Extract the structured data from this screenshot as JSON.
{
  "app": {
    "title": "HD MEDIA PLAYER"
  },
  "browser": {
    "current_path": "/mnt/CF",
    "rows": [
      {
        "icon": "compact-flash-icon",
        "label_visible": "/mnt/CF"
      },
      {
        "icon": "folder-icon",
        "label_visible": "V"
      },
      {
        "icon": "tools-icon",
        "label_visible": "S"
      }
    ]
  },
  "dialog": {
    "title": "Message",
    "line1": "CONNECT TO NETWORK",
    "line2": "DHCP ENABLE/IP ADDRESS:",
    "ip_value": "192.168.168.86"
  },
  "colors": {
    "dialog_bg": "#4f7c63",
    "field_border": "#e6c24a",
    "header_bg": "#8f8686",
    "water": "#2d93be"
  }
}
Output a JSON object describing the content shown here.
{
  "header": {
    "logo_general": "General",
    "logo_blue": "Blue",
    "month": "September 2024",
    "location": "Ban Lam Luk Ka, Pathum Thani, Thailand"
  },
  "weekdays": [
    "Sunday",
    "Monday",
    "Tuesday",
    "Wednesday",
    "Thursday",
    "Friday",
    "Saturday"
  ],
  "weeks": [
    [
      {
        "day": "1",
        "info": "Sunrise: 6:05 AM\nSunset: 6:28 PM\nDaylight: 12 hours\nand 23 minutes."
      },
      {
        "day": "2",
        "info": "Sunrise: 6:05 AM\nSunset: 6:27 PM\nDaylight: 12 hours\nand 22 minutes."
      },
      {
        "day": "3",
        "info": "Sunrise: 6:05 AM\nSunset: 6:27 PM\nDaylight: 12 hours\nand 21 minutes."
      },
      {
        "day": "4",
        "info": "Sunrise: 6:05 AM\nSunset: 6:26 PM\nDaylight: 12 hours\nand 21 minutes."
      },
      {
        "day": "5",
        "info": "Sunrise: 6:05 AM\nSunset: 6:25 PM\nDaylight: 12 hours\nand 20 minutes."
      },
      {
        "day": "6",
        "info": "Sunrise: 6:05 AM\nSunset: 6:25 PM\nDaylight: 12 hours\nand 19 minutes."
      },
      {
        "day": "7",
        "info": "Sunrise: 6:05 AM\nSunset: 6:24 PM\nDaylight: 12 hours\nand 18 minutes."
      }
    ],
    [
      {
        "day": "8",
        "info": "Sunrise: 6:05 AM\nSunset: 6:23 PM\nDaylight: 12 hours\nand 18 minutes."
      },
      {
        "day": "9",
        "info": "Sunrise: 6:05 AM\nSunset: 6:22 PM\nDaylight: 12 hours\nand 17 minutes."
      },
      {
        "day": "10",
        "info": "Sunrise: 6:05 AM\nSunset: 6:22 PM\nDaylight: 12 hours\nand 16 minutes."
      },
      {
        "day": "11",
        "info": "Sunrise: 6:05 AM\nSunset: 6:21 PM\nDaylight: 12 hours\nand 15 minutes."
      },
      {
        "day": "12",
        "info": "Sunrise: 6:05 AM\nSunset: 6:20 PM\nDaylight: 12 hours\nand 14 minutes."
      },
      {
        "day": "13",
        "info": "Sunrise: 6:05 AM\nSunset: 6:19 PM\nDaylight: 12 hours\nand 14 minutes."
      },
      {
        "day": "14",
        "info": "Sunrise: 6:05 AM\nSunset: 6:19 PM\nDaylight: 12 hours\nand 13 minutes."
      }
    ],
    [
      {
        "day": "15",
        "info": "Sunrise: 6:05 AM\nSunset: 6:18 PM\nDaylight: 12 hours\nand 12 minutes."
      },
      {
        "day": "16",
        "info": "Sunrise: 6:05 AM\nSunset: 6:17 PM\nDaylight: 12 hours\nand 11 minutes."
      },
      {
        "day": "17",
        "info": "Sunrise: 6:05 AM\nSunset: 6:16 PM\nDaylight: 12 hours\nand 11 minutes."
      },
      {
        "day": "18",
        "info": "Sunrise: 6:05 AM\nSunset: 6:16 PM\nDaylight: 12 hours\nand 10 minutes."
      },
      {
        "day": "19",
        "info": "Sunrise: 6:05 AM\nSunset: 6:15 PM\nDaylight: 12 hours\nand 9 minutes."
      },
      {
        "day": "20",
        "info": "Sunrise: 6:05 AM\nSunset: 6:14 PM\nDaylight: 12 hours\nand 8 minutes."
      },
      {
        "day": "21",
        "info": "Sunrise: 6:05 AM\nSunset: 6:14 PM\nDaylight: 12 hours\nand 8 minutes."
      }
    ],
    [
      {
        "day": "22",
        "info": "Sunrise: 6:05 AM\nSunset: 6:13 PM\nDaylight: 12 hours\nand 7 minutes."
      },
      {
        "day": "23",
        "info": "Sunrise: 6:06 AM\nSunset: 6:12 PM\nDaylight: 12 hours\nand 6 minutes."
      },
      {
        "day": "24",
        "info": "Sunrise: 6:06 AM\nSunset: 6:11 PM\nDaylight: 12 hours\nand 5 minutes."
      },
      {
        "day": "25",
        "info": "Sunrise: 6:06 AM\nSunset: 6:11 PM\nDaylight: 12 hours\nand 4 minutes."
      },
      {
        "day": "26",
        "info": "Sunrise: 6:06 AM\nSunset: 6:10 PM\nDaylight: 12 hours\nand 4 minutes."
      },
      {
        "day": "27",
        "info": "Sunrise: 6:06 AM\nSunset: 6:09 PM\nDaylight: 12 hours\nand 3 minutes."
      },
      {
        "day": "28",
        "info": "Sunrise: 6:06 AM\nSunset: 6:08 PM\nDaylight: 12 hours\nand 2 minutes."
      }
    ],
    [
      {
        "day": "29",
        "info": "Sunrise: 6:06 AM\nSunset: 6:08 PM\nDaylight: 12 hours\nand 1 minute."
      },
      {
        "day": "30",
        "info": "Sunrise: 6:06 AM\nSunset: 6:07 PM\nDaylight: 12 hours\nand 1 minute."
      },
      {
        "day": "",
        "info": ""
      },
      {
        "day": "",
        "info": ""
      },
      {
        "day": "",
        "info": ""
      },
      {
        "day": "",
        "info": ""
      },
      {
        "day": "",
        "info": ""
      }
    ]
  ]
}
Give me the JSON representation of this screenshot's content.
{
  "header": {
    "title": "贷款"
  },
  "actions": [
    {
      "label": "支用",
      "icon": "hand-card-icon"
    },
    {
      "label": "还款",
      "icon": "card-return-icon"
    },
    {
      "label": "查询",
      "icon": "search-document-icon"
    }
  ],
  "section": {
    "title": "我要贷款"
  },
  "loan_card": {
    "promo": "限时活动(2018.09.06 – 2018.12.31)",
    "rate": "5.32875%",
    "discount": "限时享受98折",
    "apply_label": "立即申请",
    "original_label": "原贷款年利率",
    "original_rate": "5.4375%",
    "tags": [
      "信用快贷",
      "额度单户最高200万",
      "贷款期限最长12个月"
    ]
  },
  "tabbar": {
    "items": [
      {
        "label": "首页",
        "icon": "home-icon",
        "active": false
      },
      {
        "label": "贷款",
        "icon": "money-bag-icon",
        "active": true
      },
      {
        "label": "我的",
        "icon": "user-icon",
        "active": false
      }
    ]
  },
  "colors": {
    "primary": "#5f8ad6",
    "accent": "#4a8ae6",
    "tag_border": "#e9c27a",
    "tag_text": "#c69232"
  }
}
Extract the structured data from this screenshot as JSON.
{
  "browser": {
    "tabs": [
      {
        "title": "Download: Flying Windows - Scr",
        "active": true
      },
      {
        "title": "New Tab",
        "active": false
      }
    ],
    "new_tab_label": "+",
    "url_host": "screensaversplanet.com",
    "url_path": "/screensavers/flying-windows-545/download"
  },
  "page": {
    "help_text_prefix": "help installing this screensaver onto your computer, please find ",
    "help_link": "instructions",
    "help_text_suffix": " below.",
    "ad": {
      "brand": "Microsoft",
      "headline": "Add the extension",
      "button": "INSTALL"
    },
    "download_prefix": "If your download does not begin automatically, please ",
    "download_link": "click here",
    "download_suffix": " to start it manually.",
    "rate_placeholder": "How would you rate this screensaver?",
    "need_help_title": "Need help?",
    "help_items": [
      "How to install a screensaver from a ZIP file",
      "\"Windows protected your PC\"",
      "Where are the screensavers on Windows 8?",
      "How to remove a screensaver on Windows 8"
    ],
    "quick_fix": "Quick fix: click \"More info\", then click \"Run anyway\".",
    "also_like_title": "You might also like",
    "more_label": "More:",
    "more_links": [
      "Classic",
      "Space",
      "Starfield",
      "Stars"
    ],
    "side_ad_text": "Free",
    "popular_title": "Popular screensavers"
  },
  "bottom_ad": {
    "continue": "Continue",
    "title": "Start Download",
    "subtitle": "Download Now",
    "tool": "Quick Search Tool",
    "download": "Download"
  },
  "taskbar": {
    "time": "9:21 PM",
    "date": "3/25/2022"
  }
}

**Your goal**:
Copy every line of the listing containing the string "content".

**Task result**:
Output a JSON object describing the content shown here.
Give me the JSON representation of this screenshot's content.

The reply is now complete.